Records about charts and figures
::::

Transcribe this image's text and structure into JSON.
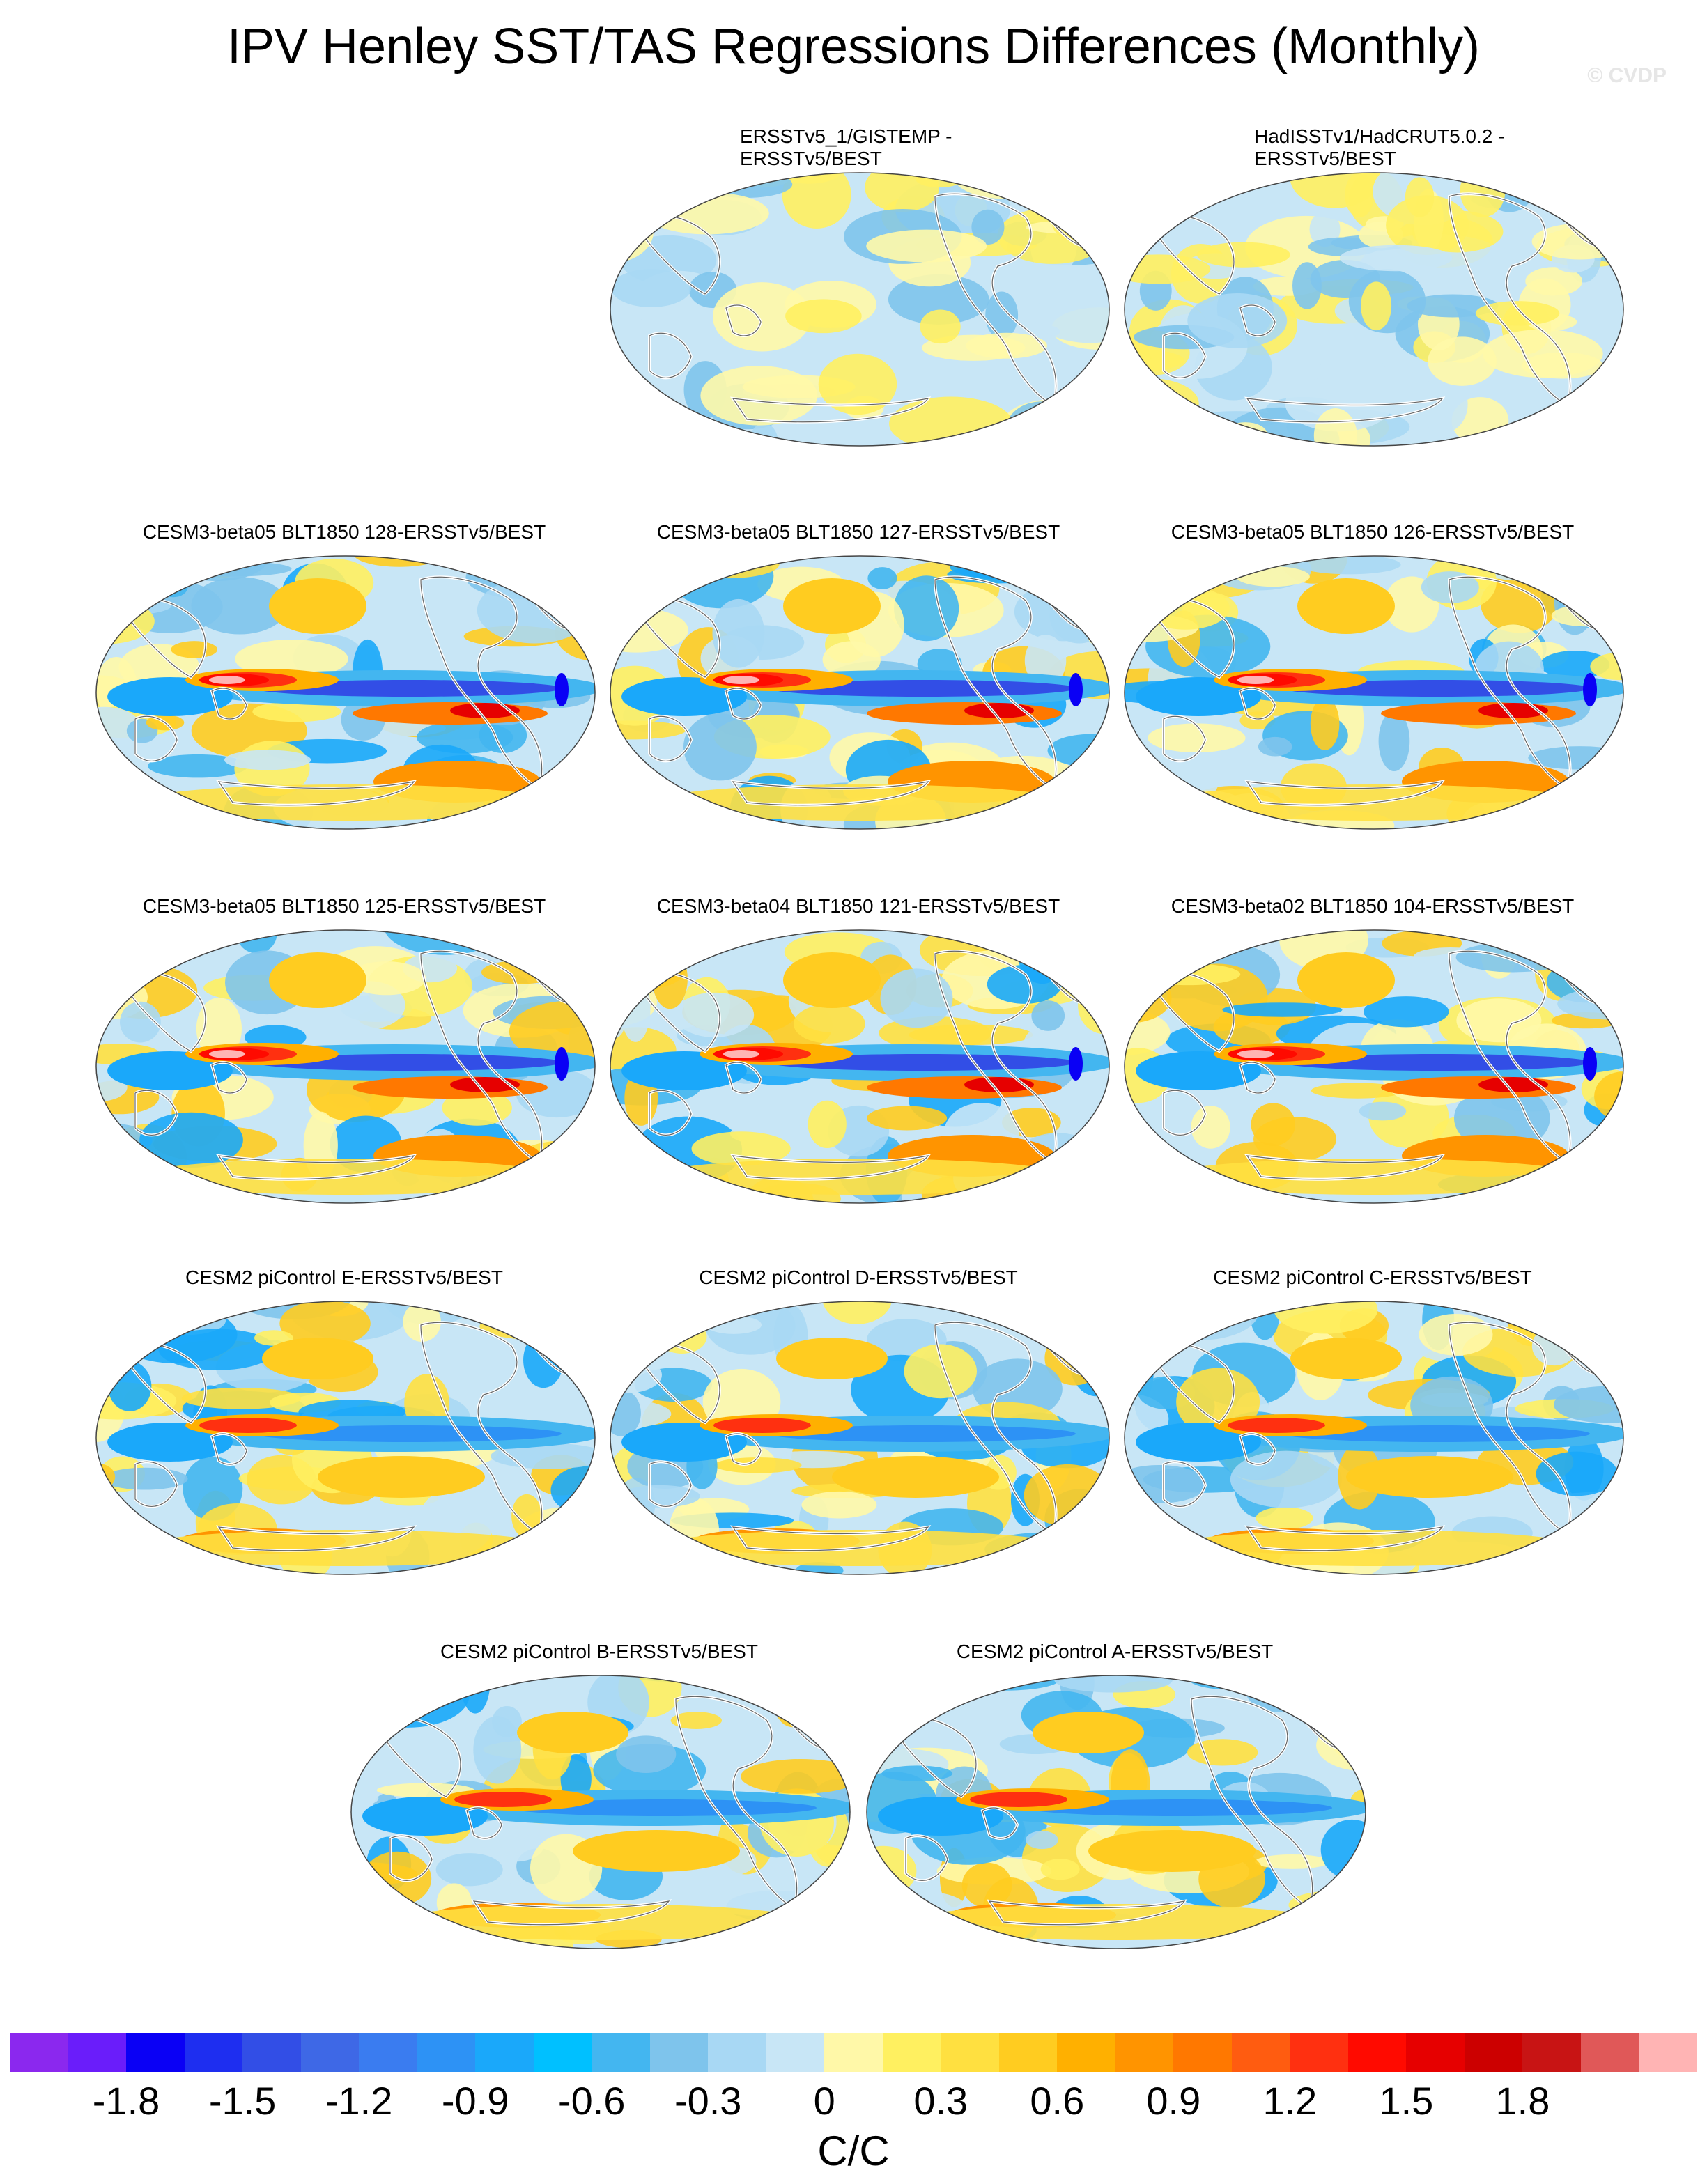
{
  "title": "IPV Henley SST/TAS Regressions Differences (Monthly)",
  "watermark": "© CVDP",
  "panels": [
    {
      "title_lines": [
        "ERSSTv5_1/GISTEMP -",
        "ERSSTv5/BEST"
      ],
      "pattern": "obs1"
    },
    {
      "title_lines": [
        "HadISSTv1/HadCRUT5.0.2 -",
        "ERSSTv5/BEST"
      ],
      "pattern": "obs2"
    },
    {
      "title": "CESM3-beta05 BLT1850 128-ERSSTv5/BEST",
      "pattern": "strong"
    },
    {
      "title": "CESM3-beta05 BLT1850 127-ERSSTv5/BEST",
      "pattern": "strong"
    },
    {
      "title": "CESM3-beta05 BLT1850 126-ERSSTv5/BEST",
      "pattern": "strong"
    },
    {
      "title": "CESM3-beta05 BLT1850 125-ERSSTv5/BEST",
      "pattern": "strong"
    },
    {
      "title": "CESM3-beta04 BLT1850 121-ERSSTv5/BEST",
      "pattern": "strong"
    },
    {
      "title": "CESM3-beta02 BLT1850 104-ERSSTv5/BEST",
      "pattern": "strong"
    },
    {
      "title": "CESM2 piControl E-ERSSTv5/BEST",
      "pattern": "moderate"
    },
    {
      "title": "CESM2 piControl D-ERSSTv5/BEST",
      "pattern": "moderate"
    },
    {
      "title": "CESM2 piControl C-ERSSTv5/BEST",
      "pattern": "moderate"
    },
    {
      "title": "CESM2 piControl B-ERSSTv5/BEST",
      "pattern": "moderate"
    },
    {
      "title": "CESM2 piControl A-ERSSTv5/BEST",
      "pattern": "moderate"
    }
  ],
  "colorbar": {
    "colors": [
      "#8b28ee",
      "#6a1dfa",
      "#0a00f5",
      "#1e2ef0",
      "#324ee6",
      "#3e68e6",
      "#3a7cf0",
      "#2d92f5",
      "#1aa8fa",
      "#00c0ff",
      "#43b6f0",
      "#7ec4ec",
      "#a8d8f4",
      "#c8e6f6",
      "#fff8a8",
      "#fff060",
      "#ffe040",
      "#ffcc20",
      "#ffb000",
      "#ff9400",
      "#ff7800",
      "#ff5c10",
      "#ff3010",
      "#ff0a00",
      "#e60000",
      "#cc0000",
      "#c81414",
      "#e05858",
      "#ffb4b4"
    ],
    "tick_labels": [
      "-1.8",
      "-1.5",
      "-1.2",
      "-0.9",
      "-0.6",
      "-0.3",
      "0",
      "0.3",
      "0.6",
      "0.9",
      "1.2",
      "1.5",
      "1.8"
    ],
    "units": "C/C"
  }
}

::::

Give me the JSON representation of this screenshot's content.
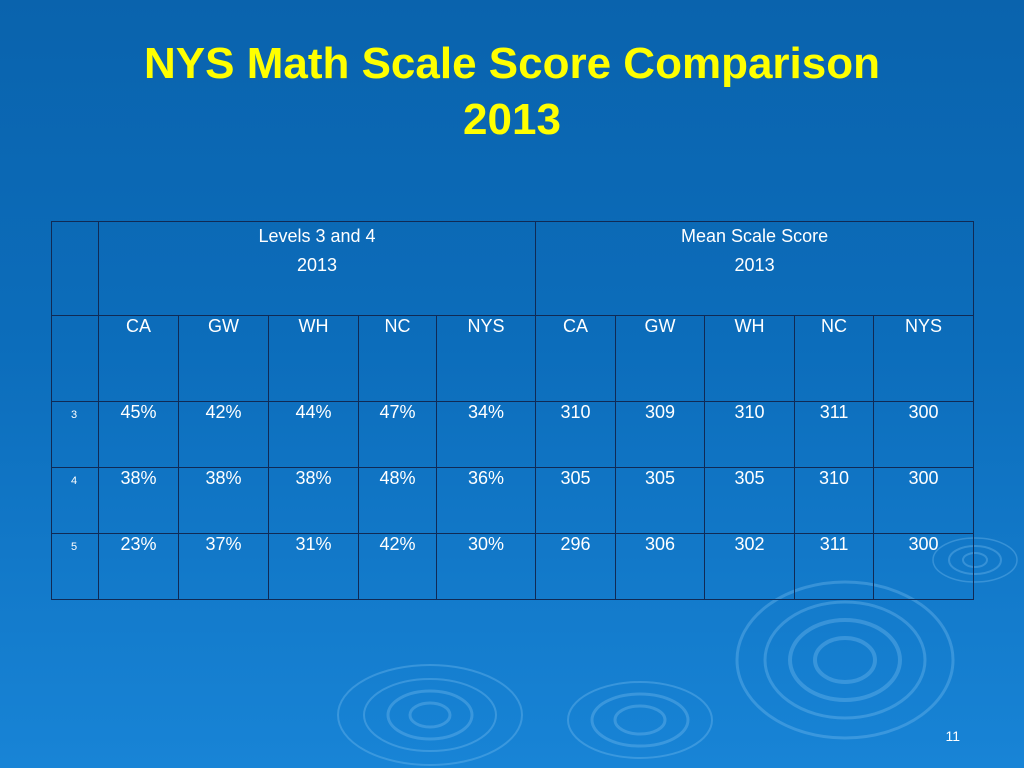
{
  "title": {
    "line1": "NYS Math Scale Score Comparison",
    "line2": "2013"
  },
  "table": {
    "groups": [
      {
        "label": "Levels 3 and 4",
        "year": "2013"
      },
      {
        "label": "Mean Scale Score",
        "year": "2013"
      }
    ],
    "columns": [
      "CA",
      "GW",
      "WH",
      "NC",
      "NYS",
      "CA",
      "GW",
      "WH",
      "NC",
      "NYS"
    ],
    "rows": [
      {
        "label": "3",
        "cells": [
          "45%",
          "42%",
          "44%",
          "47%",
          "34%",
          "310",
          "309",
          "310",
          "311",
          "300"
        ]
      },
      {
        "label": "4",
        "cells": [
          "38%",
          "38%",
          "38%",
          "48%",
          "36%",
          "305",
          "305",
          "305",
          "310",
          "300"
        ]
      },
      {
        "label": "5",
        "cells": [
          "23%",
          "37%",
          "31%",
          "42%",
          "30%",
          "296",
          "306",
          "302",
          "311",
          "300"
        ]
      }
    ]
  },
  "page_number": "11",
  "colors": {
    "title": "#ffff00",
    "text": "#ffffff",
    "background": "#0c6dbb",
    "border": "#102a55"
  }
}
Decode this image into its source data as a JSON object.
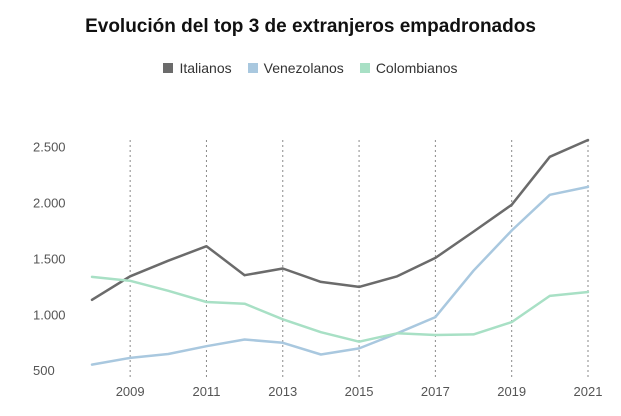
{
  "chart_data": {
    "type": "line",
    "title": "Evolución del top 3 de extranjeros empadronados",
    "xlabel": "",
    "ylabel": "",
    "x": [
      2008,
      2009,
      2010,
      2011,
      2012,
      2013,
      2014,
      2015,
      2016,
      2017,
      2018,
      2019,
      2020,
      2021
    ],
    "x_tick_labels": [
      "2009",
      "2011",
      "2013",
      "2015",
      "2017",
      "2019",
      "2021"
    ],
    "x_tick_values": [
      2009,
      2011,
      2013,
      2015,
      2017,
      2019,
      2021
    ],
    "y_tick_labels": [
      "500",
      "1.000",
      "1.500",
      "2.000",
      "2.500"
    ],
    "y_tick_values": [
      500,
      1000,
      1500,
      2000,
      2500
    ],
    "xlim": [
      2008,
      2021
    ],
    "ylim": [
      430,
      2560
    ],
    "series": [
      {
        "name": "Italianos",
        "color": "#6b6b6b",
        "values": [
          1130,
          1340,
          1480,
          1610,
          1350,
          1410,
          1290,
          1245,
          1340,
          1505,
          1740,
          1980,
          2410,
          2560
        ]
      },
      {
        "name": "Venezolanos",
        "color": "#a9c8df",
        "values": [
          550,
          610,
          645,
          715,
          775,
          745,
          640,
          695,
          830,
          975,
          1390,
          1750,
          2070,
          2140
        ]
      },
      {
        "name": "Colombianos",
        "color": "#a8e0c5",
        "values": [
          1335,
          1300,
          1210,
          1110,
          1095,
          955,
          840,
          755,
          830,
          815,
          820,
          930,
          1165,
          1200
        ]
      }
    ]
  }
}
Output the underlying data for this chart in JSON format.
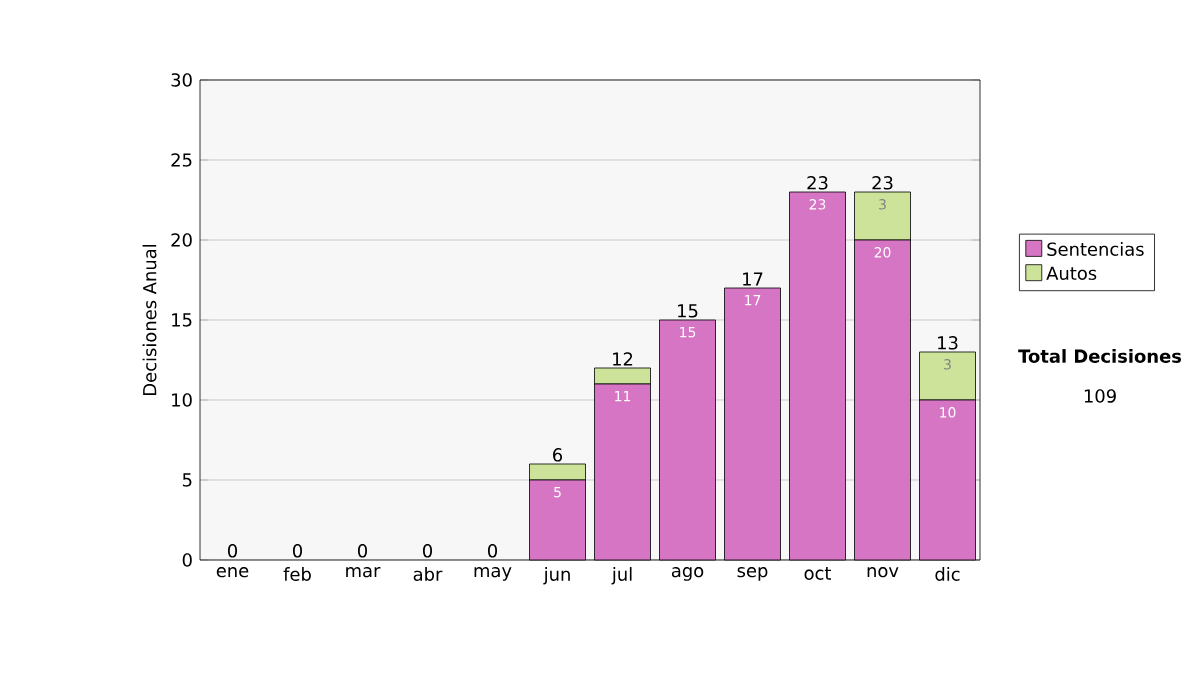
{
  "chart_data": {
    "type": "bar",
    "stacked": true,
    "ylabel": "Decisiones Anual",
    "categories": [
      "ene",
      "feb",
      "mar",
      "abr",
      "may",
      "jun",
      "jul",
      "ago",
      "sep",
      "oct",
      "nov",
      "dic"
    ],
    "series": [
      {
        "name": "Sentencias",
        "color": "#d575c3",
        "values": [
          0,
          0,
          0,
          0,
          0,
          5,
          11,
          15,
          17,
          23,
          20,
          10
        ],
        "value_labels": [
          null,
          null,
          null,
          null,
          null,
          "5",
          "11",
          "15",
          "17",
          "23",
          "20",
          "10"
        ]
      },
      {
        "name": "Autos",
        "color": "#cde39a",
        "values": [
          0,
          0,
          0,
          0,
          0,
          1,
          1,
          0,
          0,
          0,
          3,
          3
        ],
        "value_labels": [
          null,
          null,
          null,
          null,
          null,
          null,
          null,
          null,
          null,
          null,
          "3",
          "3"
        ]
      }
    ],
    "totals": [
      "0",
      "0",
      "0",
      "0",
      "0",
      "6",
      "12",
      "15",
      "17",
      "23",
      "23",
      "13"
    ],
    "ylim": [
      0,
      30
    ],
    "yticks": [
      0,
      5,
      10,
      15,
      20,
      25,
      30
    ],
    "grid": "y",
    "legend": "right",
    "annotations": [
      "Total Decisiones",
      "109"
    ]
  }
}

::::

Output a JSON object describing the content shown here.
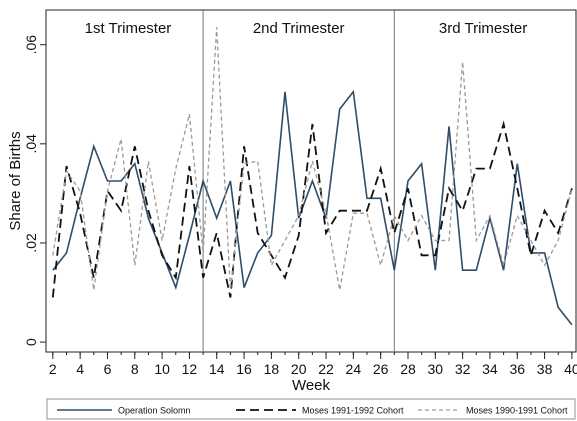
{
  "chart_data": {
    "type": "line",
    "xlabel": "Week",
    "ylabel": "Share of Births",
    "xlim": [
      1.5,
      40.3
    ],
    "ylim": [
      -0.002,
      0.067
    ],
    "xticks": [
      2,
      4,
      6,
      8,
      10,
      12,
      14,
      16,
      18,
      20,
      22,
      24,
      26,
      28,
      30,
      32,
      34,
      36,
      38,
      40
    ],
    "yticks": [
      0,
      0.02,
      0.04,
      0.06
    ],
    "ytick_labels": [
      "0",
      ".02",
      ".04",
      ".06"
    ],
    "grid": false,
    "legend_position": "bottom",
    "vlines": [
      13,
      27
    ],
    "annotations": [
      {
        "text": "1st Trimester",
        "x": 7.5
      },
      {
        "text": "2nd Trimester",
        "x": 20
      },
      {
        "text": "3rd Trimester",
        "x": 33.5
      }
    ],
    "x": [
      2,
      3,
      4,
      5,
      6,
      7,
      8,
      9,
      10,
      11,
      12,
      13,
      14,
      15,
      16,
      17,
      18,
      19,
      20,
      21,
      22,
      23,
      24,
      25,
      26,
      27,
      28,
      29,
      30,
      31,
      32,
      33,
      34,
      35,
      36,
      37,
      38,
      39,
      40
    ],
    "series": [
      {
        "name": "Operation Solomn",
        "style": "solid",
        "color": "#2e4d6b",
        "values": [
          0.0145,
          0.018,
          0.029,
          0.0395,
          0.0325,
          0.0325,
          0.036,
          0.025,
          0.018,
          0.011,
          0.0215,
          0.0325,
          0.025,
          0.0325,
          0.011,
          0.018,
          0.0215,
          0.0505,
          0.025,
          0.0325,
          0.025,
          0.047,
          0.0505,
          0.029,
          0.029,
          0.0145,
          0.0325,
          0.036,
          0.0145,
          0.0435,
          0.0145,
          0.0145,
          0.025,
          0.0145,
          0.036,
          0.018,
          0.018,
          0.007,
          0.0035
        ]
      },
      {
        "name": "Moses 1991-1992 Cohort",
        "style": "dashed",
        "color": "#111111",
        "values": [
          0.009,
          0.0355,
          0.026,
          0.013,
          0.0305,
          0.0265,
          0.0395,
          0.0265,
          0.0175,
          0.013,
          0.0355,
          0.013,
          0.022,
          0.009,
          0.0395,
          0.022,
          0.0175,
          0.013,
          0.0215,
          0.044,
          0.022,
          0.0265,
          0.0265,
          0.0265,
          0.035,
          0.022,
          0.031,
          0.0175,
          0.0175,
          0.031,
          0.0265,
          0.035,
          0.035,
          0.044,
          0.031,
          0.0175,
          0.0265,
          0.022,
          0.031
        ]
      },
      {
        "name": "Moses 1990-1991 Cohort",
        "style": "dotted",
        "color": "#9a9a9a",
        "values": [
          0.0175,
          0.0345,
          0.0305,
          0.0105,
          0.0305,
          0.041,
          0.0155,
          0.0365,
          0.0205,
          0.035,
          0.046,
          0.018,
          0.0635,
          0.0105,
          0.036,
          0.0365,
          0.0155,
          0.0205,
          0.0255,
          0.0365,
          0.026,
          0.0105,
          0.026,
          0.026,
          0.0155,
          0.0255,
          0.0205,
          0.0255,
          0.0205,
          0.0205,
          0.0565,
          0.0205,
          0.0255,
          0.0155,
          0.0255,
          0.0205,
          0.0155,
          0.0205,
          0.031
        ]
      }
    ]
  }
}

::::

_Given problem_. Copy down every line of the entries containing the word "Decisiones".

_Task answer_.
    "ylabel": "Decisiones Anual",
      "Total Decisiones",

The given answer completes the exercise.